### Exercise task
Every line below that holds the string "East" should be copied out.

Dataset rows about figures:
○ ○ ○

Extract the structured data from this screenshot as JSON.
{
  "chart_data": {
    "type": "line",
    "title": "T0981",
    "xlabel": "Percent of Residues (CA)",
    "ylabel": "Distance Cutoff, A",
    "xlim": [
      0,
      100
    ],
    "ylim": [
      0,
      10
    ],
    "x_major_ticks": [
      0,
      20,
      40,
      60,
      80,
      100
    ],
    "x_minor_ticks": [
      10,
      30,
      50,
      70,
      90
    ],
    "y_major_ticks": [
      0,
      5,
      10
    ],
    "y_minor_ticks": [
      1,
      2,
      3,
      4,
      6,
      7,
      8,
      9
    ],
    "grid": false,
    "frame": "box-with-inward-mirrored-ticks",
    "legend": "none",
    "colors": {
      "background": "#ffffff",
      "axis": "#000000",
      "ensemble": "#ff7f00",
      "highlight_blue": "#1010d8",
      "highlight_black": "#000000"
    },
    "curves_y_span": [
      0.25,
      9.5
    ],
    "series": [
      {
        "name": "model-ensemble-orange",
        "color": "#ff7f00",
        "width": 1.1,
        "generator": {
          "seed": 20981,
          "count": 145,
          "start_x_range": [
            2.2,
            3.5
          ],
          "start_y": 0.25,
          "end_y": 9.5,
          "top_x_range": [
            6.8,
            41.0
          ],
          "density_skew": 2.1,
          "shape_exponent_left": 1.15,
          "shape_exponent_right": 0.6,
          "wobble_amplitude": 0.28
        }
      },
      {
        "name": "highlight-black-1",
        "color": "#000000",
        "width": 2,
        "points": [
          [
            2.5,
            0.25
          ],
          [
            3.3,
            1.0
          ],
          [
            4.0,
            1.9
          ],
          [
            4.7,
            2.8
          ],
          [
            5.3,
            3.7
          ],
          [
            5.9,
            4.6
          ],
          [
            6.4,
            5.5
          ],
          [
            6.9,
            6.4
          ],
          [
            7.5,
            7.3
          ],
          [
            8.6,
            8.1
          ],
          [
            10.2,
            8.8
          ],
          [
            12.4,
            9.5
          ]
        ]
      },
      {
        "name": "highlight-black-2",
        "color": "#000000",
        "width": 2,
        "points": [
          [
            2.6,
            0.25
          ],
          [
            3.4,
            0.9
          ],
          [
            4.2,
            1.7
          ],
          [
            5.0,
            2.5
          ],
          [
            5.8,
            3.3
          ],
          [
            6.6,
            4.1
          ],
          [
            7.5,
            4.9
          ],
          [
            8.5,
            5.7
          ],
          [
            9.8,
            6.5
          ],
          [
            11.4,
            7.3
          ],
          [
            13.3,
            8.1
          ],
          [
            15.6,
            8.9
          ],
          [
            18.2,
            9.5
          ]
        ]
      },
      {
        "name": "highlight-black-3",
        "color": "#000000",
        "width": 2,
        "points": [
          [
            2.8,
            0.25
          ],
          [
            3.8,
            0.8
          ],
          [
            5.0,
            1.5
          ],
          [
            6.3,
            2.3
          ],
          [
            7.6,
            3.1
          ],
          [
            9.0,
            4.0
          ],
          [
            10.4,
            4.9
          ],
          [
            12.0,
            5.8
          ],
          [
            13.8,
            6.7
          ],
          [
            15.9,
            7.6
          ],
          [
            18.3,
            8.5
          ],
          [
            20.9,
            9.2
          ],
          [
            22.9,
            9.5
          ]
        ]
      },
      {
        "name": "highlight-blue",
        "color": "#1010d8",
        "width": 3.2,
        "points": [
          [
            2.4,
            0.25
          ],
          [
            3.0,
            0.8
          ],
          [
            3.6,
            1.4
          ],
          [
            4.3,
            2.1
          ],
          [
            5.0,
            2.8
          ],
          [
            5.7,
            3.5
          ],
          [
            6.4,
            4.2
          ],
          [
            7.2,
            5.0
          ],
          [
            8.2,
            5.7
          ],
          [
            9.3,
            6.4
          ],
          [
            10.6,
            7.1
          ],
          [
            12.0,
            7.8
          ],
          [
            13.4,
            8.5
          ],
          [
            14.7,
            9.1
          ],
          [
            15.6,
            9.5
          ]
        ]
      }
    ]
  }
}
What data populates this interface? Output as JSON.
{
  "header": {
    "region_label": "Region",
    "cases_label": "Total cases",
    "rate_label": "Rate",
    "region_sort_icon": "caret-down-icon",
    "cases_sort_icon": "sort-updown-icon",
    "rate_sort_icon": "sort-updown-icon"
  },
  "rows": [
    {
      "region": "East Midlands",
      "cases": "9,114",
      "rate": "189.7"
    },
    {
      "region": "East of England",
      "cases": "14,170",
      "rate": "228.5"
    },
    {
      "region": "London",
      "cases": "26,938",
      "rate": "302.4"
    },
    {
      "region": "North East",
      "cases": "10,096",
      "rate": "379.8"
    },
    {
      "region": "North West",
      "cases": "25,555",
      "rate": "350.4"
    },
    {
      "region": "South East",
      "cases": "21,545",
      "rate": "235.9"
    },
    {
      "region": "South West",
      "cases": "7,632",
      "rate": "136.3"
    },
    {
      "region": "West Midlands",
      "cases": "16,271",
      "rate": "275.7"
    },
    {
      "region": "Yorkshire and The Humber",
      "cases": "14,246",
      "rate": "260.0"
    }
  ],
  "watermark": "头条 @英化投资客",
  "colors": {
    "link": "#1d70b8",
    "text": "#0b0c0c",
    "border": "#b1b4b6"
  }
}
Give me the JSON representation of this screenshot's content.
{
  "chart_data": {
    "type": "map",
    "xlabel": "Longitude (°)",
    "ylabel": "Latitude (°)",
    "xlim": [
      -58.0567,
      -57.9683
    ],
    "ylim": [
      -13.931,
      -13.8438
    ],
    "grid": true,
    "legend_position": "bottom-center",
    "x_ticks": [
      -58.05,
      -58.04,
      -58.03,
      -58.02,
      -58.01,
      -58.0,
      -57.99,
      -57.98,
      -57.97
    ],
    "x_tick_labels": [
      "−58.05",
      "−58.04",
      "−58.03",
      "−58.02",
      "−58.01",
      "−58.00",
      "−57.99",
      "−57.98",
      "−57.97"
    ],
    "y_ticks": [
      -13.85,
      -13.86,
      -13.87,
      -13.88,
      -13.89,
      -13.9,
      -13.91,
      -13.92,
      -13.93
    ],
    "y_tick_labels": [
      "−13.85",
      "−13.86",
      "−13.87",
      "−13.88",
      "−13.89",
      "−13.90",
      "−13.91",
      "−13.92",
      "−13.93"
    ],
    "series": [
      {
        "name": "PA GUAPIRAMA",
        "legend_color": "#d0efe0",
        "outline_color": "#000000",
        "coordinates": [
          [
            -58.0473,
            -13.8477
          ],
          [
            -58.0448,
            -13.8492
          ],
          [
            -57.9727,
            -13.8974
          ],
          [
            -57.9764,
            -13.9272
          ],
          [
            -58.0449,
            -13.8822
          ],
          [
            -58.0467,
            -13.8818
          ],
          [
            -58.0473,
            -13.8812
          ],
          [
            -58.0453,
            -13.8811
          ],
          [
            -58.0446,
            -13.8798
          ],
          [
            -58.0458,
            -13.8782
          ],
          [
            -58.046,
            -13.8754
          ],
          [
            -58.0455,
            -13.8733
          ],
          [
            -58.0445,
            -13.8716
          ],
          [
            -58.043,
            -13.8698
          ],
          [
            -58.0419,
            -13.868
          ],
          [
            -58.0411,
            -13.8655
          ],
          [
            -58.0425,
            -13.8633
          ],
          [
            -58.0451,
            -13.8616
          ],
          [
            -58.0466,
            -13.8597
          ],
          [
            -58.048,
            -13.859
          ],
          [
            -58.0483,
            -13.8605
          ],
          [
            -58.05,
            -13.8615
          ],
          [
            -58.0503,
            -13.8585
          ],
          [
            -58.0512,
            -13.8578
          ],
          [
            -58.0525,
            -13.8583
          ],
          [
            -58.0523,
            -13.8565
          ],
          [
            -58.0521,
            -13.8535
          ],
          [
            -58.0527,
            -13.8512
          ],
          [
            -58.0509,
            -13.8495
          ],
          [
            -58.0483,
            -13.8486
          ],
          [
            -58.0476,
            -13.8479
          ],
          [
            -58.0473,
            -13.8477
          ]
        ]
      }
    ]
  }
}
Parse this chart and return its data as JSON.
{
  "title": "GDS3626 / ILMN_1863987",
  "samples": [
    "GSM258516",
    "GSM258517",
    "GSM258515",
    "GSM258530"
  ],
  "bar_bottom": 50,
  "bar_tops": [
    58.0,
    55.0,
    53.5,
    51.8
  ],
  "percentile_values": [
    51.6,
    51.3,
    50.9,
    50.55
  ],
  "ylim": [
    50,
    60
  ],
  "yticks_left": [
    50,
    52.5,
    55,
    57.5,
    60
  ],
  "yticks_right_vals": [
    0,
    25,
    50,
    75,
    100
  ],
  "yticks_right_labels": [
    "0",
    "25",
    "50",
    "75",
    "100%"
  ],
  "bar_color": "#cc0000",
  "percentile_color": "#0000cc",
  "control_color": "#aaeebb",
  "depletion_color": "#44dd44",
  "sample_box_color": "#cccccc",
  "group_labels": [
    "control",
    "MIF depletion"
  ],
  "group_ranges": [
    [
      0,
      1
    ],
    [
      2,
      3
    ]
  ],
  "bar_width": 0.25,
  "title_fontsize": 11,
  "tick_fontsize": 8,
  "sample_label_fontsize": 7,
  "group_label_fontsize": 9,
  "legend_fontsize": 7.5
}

○ ○ ○

### Correct answer
      "region": "East Midlands",
      "region": "East of England",
      "region": "North East",
      "region": "South East",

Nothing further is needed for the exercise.